* Begin SUPPLIED DATA *
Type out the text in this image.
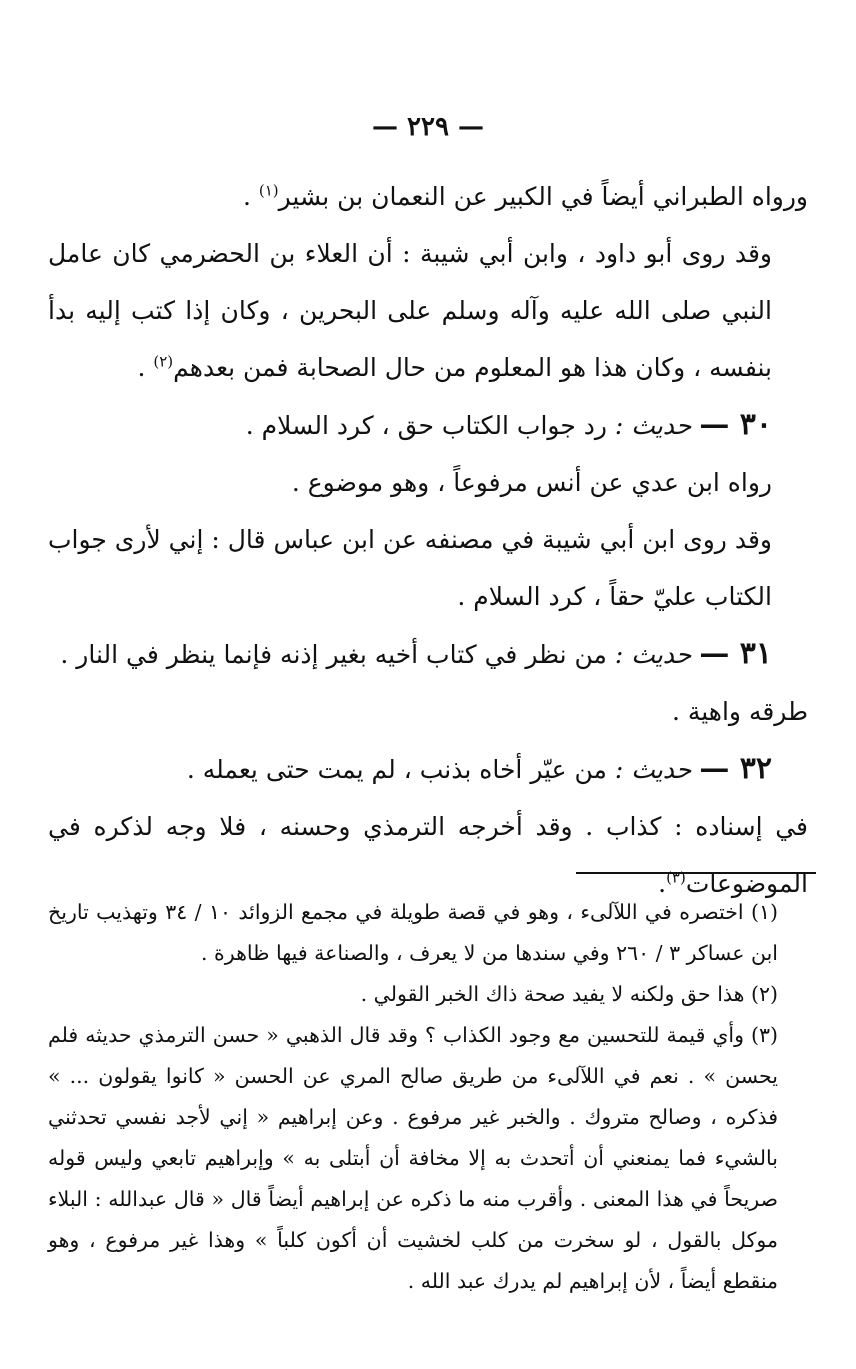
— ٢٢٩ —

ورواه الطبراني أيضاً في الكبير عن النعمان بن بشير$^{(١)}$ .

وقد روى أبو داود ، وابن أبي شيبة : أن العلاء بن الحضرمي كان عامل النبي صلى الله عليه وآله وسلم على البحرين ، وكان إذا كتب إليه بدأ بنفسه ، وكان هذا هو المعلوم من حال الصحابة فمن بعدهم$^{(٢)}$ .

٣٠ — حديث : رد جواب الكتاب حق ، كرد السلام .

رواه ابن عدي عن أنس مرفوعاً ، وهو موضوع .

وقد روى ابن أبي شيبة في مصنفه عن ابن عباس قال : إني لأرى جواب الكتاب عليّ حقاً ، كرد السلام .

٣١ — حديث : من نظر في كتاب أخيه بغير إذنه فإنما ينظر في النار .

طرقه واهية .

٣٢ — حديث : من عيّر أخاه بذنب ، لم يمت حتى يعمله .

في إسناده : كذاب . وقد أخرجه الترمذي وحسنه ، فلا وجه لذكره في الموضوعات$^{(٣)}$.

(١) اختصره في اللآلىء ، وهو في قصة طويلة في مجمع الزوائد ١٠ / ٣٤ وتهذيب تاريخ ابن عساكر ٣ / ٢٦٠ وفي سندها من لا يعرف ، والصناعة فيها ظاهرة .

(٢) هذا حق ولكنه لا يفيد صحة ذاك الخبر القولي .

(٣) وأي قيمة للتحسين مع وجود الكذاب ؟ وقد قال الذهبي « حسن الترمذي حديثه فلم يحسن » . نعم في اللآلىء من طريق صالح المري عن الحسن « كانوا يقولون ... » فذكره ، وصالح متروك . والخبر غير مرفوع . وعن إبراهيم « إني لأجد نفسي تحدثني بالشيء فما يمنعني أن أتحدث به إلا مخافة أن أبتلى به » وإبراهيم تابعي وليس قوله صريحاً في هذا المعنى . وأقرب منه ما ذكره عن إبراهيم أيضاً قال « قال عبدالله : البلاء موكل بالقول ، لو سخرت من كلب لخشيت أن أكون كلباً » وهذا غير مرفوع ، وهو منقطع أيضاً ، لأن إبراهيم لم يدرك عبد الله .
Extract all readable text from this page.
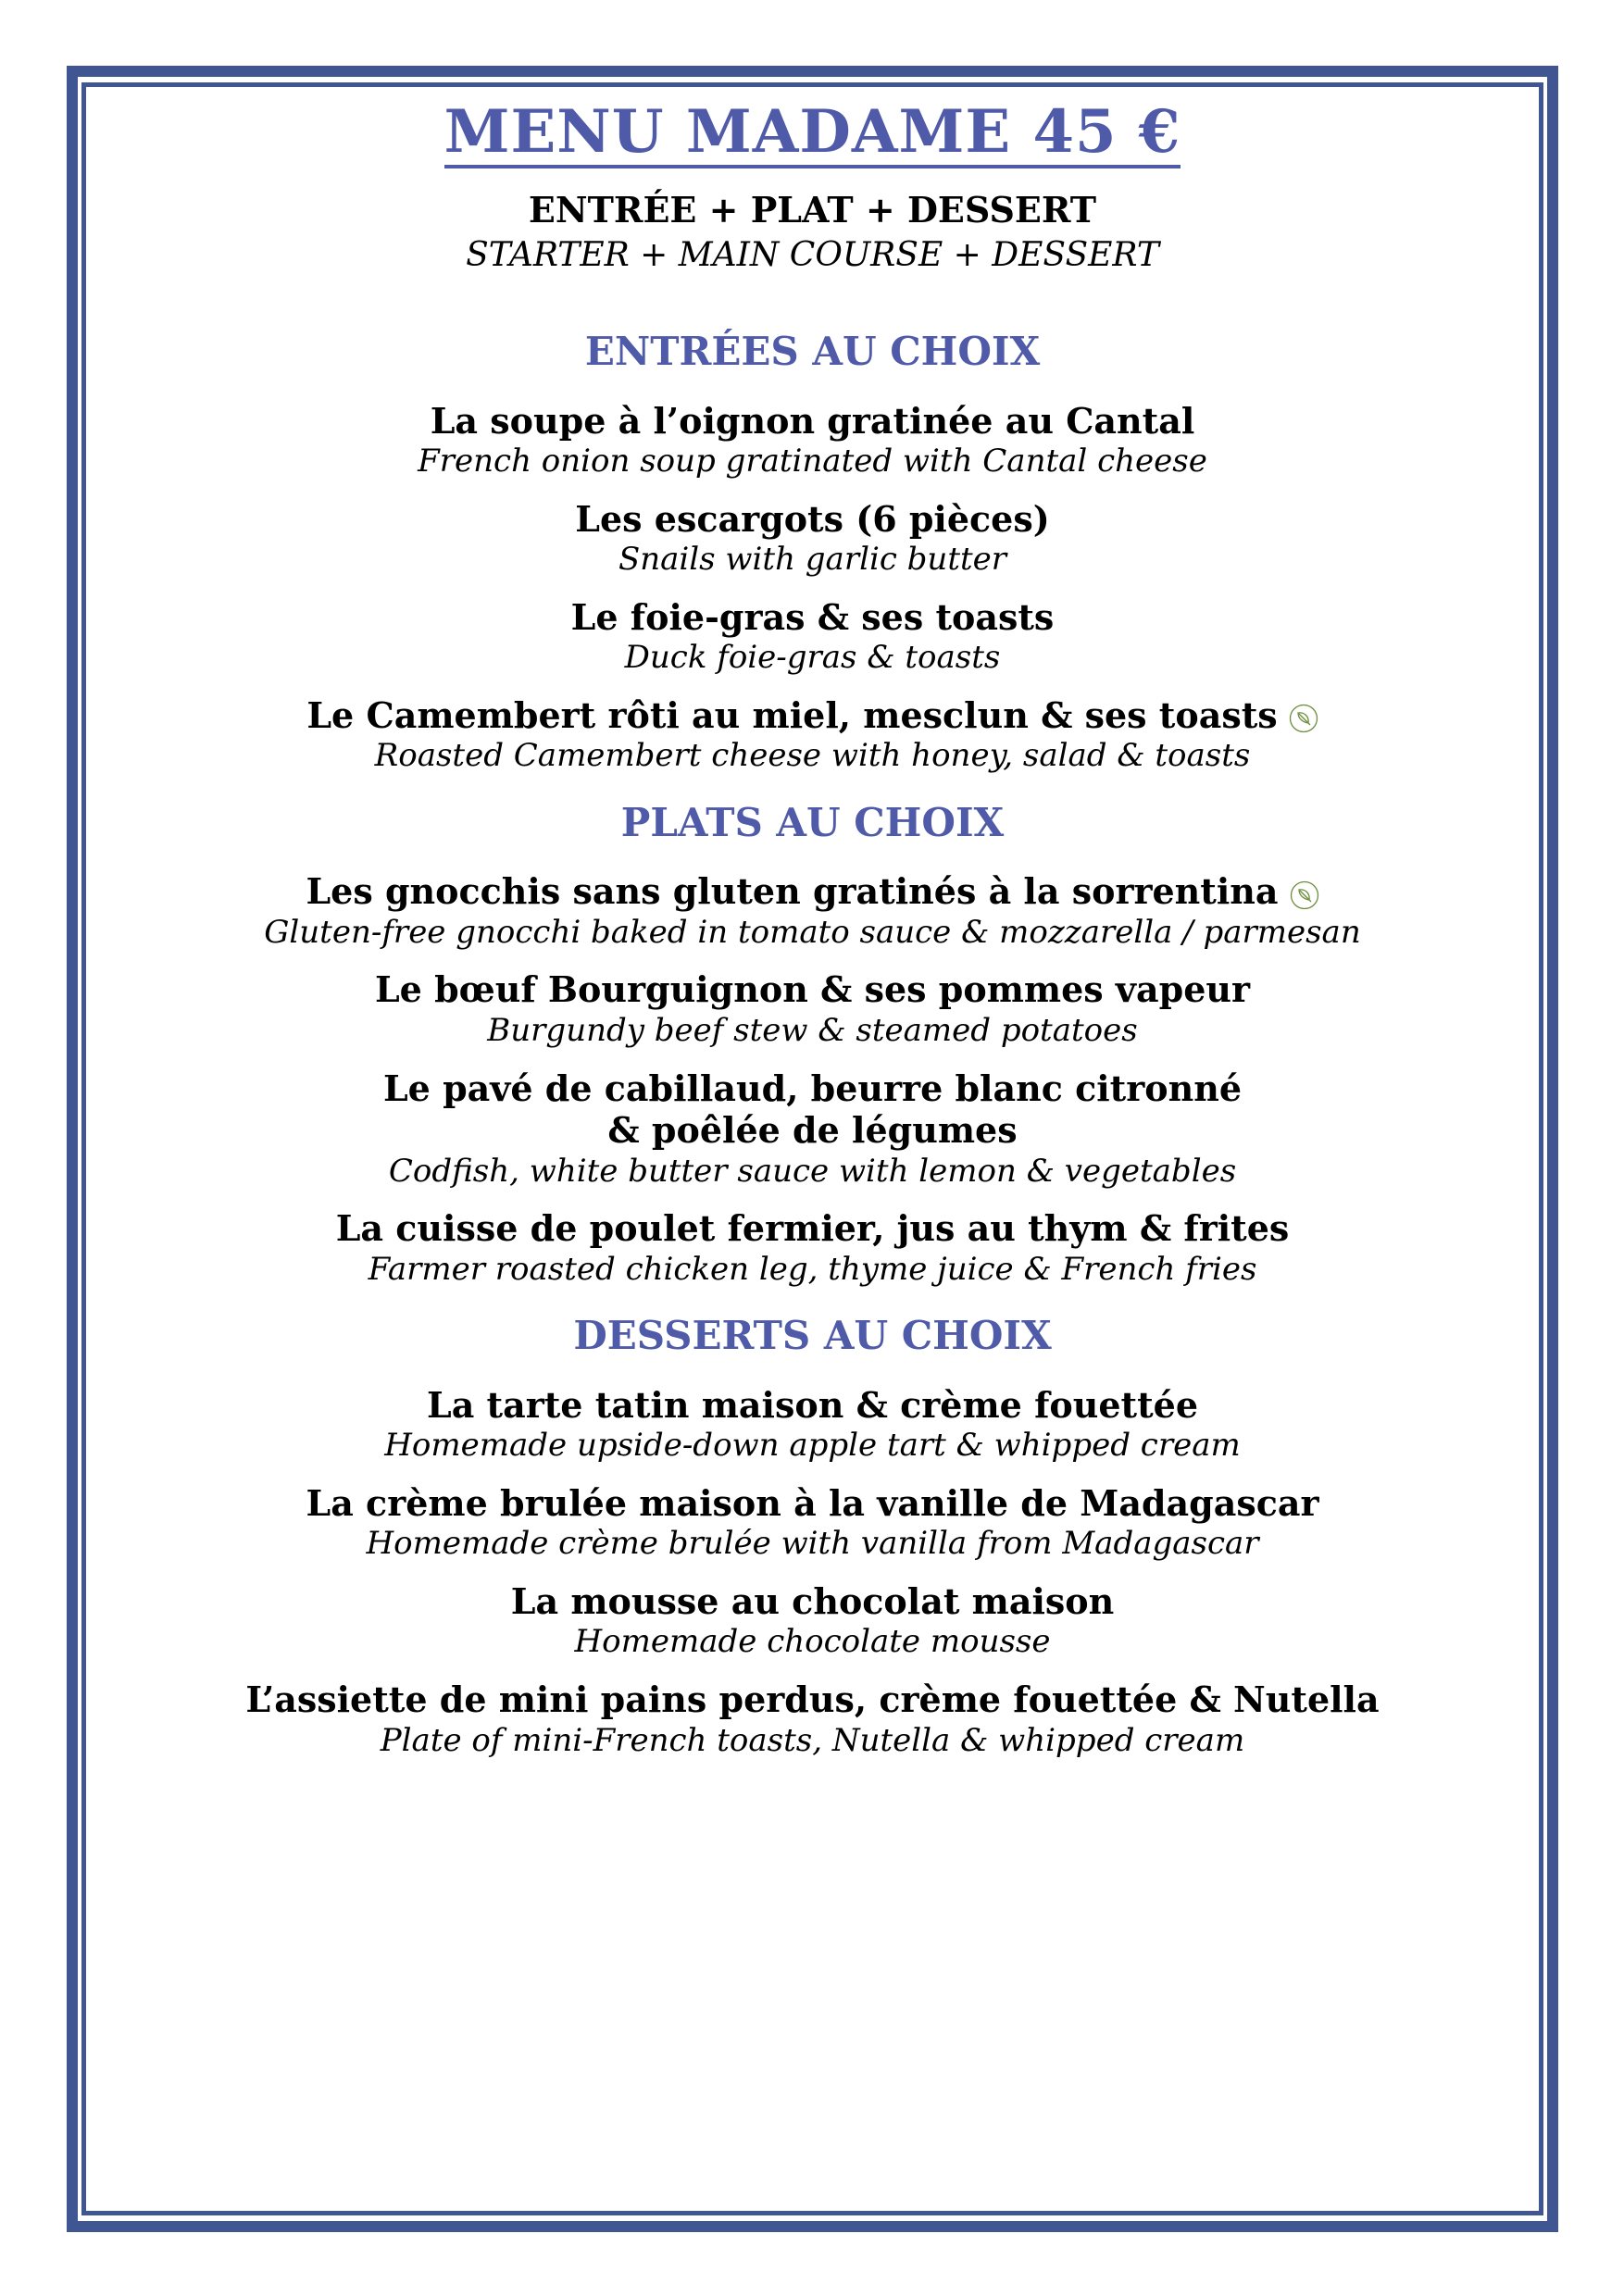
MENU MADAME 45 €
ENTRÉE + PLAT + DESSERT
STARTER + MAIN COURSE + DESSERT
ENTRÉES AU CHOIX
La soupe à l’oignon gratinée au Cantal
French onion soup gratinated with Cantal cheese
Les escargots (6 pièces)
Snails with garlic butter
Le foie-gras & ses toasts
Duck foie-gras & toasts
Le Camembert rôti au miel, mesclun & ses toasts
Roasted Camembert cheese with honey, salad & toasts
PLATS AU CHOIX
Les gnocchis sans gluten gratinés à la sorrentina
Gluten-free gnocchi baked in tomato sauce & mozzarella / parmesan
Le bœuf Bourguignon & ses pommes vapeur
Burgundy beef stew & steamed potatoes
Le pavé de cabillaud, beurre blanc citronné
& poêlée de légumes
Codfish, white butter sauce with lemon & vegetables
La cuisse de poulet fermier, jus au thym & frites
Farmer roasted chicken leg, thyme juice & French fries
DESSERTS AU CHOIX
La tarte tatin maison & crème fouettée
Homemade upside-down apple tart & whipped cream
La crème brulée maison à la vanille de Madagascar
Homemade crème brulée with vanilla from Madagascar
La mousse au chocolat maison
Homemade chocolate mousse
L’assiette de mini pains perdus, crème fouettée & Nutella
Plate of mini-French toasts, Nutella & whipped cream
* End SUPPLIED DATA *
Report only the number of lines in the records that include the word "maison".

3